=== Set task ===
Reproduce all entries precisely, down to the last character.

=== Record extracts ===
━━━━

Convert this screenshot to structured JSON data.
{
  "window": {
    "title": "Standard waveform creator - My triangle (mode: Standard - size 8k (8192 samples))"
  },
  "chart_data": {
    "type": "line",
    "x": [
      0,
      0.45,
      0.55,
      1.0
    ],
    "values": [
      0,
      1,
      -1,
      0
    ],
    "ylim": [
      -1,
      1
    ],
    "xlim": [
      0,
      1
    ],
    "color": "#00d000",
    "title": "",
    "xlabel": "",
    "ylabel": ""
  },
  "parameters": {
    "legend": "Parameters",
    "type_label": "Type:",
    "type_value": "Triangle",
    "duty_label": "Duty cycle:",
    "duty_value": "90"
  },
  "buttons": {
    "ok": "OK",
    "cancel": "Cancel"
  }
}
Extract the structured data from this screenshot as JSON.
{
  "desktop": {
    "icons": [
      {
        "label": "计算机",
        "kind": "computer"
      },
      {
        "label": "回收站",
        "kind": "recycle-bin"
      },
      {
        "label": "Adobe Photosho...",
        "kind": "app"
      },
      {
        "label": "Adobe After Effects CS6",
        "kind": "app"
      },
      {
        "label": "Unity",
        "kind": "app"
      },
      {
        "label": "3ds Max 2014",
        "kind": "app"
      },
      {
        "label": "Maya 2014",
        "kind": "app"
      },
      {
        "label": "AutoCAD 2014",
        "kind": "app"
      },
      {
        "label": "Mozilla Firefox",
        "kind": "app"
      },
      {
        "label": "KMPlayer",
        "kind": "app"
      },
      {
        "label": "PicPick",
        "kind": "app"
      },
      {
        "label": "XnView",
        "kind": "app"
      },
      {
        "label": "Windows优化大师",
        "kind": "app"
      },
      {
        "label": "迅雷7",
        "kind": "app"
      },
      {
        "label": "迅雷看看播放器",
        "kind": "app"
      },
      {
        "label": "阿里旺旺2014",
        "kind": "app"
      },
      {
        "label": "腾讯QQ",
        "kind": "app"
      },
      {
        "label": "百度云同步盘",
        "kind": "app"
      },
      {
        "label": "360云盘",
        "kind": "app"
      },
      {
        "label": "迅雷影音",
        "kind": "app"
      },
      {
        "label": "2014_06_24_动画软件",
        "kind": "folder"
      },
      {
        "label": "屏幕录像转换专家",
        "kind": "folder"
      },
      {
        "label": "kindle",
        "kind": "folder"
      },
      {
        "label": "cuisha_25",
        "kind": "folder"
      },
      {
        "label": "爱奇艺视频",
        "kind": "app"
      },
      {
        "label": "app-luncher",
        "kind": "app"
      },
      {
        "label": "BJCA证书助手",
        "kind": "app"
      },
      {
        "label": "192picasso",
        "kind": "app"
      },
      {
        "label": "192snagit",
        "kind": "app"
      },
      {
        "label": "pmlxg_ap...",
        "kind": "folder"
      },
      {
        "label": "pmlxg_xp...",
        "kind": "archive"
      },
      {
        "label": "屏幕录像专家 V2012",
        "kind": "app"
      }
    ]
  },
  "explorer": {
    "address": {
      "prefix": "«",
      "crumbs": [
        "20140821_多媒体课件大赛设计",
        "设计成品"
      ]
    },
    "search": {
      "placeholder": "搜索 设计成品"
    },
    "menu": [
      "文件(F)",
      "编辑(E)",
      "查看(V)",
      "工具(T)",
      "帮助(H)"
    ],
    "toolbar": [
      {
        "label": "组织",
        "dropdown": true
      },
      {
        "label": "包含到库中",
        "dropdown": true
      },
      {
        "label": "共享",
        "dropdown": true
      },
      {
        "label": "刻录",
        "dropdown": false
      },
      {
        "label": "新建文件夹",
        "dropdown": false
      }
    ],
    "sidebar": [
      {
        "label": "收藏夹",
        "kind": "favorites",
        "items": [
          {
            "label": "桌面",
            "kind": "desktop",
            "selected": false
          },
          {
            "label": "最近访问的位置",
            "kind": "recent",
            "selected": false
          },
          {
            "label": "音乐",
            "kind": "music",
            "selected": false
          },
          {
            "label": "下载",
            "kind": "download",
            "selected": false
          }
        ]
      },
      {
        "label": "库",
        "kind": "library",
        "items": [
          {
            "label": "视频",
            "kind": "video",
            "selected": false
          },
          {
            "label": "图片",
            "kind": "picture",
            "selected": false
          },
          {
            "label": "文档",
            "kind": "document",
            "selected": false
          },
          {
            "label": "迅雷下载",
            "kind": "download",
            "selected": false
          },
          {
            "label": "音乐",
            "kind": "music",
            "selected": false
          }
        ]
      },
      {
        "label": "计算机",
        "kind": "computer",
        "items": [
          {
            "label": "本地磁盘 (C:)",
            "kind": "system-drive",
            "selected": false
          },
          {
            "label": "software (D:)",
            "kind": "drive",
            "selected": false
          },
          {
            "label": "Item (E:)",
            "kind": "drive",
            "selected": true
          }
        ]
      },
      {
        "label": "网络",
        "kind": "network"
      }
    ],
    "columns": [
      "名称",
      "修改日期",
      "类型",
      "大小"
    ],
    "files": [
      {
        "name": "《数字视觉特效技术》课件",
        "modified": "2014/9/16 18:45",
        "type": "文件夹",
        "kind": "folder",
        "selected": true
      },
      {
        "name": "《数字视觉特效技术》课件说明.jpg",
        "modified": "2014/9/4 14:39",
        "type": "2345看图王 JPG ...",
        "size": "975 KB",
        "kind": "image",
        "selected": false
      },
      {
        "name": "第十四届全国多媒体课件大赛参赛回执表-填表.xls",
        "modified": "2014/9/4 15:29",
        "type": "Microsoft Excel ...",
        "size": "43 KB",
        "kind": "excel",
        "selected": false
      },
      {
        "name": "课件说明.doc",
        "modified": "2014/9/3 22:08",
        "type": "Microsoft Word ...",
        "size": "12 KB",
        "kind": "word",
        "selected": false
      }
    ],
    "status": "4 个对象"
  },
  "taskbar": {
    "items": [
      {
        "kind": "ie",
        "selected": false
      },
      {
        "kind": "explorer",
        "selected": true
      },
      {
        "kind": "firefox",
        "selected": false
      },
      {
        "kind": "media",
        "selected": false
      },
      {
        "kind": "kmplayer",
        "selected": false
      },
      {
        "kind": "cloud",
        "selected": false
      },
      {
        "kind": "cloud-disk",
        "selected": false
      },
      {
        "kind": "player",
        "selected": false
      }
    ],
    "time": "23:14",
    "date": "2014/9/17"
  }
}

━━━━

=== Output of the exercise ===
Convert this screenshot to structured JSON data.
{
  "window": {
    "title": "Standard waveform creator - My triangle (mode: Standard - size 8k (8192 samples))"
  },
  "chart_data": {
    "type": "line",
    "x": [
      0,
      0.45,
      0.55,
      1.0
    ],
    "values": [
      0,
      1,
      -1,
      0
    ],
    "ylim": [
      -1,
      1
    ],
    "xlim": [
      0,
      1
    ],
    "color": "#00d000",
    "title": "",
    "xlabel": "",
    "ylabel": ""
  },
  "parameters": {
    "legend": "Parameters",
    "type_label": "Type:",
    "type_value": "Triangle",
    "duty_label": "Duty cycle:",
    "duty_value": "90"
  },
  "buttons": {
    "ok": "OK",
    "cancel": "Cancel"
  }
}
Extract the structured data from this screenshot as JSON.
{
  "desktop": {
    "icons": [
      {
        "label": "计算机",
        "kind": "computer"
      },
      {
        "label": "回收站",
        "kind": "recycle-bin"
      },
      {
        "label": "Adobe Photosho...",
        "kind": "app"
      },
      {
        "label": "Adobe After Effects CS6",
        "kind": "app"
      },
      {
        "label": "Unity",
        "kind": "app"
      },
      {
        "label": "3ds Max 2014",
        "kind": "app"
      },
      {
        "label": "Maya 2014",
        "kind": "app"
      },
      {
        "label": "AutoCAD 2014",
        "kind": "app"
      },
      {
        "label": "Mozilla Firefox",
        "kind": "app"
      },
      {
        "label": "KMPlayer",
        "kind": "app"
      },
      {
        "label": "PicPick",
        "kind": "app"
      },
      {
        "label": "XnView",
        "kind": "app"
      },
      {
        "label": "Windows优化大师",
        "kind": "app"
      },
      {
        "label": "迅雷7",
        "kind": "app"
      },
      {
        "label": "迅雷看看播放器",
        "kind": "app"
      },
      {
        "label": "阿里旺旺2014",
        "kind": "app"
      },
      {
        "label": "腾讯QQ",
        "kind": "app"
      },
      {
        "label": "百度云同步盘",
        "kind": "app"
      },
      {
        "label": "360云盘",
        "kind": "app"
      },
      {
        "label": "迅雷影音",
        "kind": "app"
      },
      {
        "label": "2014_06_24_动画软件",
        "kind": "folder"
      },
      {
        "label": "屏幕录像转换专家",
        "kind": "folder"
      },
      {
        "label": "kindle",
        "kind": "folder"
      },
      {
        "label": "cuisha_25",
        "kind": "folder"
      },
      {
        "label": "爱奇艺视频",
        "kind": "app"
      },
      {
        "label": "app-luncher",
        "kind": "app"
      },
      {
        "label": "BJCA证书助手",
        "kind": "app"
      },
      {
        "label": "192picasso",
        "kind": "app"
      },
      {
        "label": "192snagit",
        "kind": "app"
      },
      {
        "label": "pmlxg_ap...",
        "kind": "folder"
      },
      {
        "label": "pmlxg_xp...",
        "kind": "archive"
      },
      {
        "label": "屏幕录像专家 V2012",
        "kind": "app"
      }
    ]
  },
  "explorer": {
    "address": {
      "prefix": "«",
      "crumbs": [
        "20140821_多媒体课件大赛设计",
        "设计成品"
      ]
    },
    "search": {
      "placeholder": "搜索 设计成品"
    },
    "menu": [
      "文件(F)",
      "编辑(E)",
      "查看(V)",
      "工具(T)",
      "帮助(H)"
    ],
    "toolbar": [
      {
        "label": "组织",
        "dropdown": true
      },
      {
        "label": "包含到库中",
        "dropdown": true
      },
      {
        "label": "共享",
        "dropdown": true
      },
      {
        "label": "刻录",
        "dropdown": false
      },
      {
        "label": "新建文件夹",
        "dropdown": false
      }
    ],
    "sidebar": [
      {
        "label": "收藏夹",
        "kind": "favorites",
        "items": [
          {
            "label": "桌面",
            "kind": "desktop",
            "selected": false
          },
          {
            "label": "最近访问的位置",
            "kind": "recent",
            "selected": false
          },
          {
            "label": "音乐",
            "kind": "music",
            "selected": false
          },
          {
            "label": "下载",
            "kind": "download",
            "selected": false
          }
        ]
      },
      {
        "label": "库",
        "kind": "library",
        "items": [
          {
            "label": "视频",
            "kind": "video",
            "selected": false
          },
          {
            "label": "图片",
            "kind": "picture",
            "selected": false
          },
          {
            "label": "文档",
            "kind": "document",
            "selected": false
          },
          {
            "label": "迅雷下载",
            "kind": "download",
            "selected": false
          },
          {
            "label": "音乐",
            "kind": "music",
            "selected": false
          }
        ]
      },
      {
        "label": "计算机",
        "kind": "computer",
        "items": [
          {
            "label": "本地磁盘 (C:)",
            "kind": "system-drive",
            "selected": false
          },
          {
            "label": "software (D:)",
            "kind": "drive",
            "selected": false
          },
          {
            "label": "Item (E:)",
            "kind": "drive",
            "selected": true
          }
        ]
      },
      {
        "label": "网络",
        "kind": "network"
      }
    ],
    "columns": [
      "名称",
      "修改日期",
      "类型",
      "大小"
    ],
    "files": [
      {
        "name": "《数字视觉特效技术》课件",
        "modified": "2014/9/16 18:45",
        "type": "文件夹",
        "kind": "folder",
        "selected": true
      },
      {
        "name": "《数字视觉特效技术》课件说明.jpg",
        "modified": "2014/9/4 14:39",
        "type": "2345看图王 JPG ...",
        "size": "975 KB",
        "kind": "image",
        "selected": false
      },
      {
        "name": "第十四届全国多媒体课件大赛参赛回执表-填表.xls",
        "modified": "2014/9/4 15:29",
        "type": "Microsoft Excel ...",
        "size": "43 KB",
        "kind": "excel",
        "selected": false
      },
      {
        "name": "课件说明.doc",
        "modified": "2014/9/3 22:08",
        "type": "Microsoft Word ...",
        "size": "12 KB",
        "kind": "word",
        "selected": false
      }
    ],
    "status": "4 个对象"
  },
  "taskbar": {
    "items": [
      {
        "kind": "ie",
        "selected": false
      },
      {
        "kind": "explorer",
        "selected": true
      },
      {
        "kind": "firefox",
        "selected": false
      },
      {
        "kind": "media",
        "selected": false
      },
      {
        "kind": "kmplayer",
        "selected": false
      },
      {
        "kind": "cloud",
        "selected": false
      },
      {
        "kind": "cloud-disk",
        "selected": false
      },
      {
        "kind": "player",
        "selected": false
      }
    ],
    "time": "23:14",
    "date": "2014/9/17"
  }
}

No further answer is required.